[begin Material to process]

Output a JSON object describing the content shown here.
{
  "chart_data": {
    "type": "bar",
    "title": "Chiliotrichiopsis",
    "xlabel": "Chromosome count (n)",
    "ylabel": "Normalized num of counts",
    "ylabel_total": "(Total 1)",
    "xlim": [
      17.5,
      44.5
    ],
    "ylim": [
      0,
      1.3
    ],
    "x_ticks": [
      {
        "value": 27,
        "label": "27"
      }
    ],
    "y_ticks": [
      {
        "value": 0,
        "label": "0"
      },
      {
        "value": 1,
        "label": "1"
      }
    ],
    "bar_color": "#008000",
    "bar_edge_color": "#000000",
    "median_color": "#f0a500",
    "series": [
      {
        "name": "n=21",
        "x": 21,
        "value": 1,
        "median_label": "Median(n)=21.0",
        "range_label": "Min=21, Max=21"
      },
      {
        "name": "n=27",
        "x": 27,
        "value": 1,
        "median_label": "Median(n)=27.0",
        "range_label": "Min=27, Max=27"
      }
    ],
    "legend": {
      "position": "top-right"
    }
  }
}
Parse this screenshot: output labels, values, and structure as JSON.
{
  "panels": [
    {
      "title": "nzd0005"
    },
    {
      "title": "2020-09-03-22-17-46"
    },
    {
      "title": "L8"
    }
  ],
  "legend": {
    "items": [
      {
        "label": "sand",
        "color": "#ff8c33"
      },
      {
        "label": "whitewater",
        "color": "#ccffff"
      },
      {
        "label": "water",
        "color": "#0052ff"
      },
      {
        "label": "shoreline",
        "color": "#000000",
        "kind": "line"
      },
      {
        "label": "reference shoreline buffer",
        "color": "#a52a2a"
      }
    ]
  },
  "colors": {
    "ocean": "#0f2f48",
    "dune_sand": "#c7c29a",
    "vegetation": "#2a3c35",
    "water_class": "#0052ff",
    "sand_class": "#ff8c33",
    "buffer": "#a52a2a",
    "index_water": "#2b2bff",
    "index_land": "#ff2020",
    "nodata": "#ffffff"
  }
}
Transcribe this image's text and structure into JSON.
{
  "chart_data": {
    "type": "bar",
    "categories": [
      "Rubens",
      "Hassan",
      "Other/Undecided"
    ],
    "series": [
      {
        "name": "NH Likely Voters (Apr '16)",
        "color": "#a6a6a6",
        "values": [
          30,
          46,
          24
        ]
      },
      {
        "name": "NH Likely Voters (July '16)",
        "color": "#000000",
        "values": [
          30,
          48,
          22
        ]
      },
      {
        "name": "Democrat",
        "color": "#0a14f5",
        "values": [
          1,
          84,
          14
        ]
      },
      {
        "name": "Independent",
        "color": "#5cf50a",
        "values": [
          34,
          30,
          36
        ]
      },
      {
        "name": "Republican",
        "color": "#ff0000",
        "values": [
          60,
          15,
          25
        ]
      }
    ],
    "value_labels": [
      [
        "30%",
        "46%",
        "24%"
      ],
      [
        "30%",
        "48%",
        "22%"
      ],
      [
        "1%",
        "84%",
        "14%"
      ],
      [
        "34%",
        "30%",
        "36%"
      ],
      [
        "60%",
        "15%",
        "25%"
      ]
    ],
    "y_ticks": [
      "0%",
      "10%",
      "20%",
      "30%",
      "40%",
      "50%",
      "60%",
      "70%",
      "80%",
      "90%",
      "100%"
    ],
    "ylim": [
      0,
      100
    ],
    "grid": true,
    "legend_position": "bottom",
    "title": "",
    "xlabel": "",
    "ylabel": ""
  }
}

[end Material to process]

#### Task directions
Write out every line exactly as it stands.

#### Solution to the exercise
Output a JSON object describing the content shown here.
{
  "chart_data": {
    "type": "bar",
    "title": "Chiliotrichiopsis",
    "xlabel": "Chromosome count (n)",
    "ylabel": "Normalized num of counts",
    "ylabel_total": "(Total 1)",
    "xlim": [
      17.5,
      44.5
    ],
    "ylim": [
      0,
      1.3
    ],
    "x_ticks": [
      {
        "value": 27,
        "label": "27"
      }
    ],
    "y_ticks": [
      {
        "value": 0,
        "label": "0"
      },
      {
        "value": 1,
        "label": "1"
      }
    ],
    "bar_color": "#008000",
    "bar_edge_color": "#000000",
    "median_color": "#f0a500",
    "series": [
      {
        "name": "n=21",
        "x": 21,
        "value": 1,
        "median_label": "Median(n)=21.0",
        "range_label": "Min=21, Max=21"
      },
      {
        "name": "n=27",
        "x": 27,
        "value": 1,
        "median_label": "Median(n)=27.0",
        "range_label": "Min=27, Max=27"
      }
    ],
    "legend": {
      "position": "top-right"
    }
  }
}
Parse this screenshot: output labels, values, and structure as JSON.
{
  "panels": [
    {
      "title": "nzd0005"
    },
    {
      "title": "2020-09-03-22-17-46"
    },
    {
      "title": "L8"
    }
  ],
  "legend": {
    "items": [
      {
        "label": "sand",
        "color": "#ff8c33"
      },
      {
        "label": "whitewater",
        "color": "#ccffff"
      },
      {
        "label": "water",
        "color": "#0052ff"
      },
      {
        "label": "shoreline",
        "color": "#000000",
        "kind": "line"
      },
      {
        "label": "reference shoreline buffer",
        "color": "#a52a2a"
      }
    ]
  },
  "colors": {
    "ocean": "#0f2f48",
    "dune_sand": "#c7c29a",
    "vegetation": "#2a3c35",
    "water_class": "#0052ff",
    "sand_class": "#ff8c33",
    "buffer": "#a52a2a",
    "index_water": "#2b2bff",
    "index_land": "#ff2020",
    "nodata": "#ffffff"
  }
}
Transcribe this image's text and structure into JSON.
{
  "chart_data": {
    "type": "bar",
    "categories": [
      "Rubens",
      "Hassan",
      "Other/Undecided"
    ],
    "series": [
      {
        "name": "NH Likely Voters (Apr '16)",
        "color": "#a6a6a6",
        "values": [
          30,
          46,
          24
        ]
      },
      {
        "name": "NH Likely Voters (July '16)",
        "color": "#000000",
        "values": [
          30,
          48,
          22
        ]
      },
      {
        "name": "Democrat",
        "color": "#0a14f5",
        "values": [
          1,
          84,
          14
        ]
      },
      {
        "name": "Independent",
        "color": "#5cf50a",
        "values": [
          34,
          30,
          36
        ]
      },
      {
        "name": "Republican",
        "color": "#ff0000",
        "values": [
          60,
          15,
          25
        ]
      }
    ],
    "value_labels": [
      [
        "30%",
        "46%",
        "24%"
      ],
      [
        "30%",
        "48%",
        "22%"
      ],
      [
        "1%",
        "84%",
        "14%"
      ],
      [
        "34%",
        "30%",
        "36%"
      ],
      [
        "60%",
        "15%",
        "25%"
      ]
    ],
    "y_ticks": [
      "0%",
      "10%",
      "20%",
      "30%",
      "40%",
      "50%",
      "60%",
      "70%",
      "80%",
      "90%",
      "100%"
    ],
    "ylim": [
      0,
      100
    ],
    "grid": true,
    "legend_position": "bottom",
    "title": "",
    "xlabel": "",
    "ylabel": ""
  }
}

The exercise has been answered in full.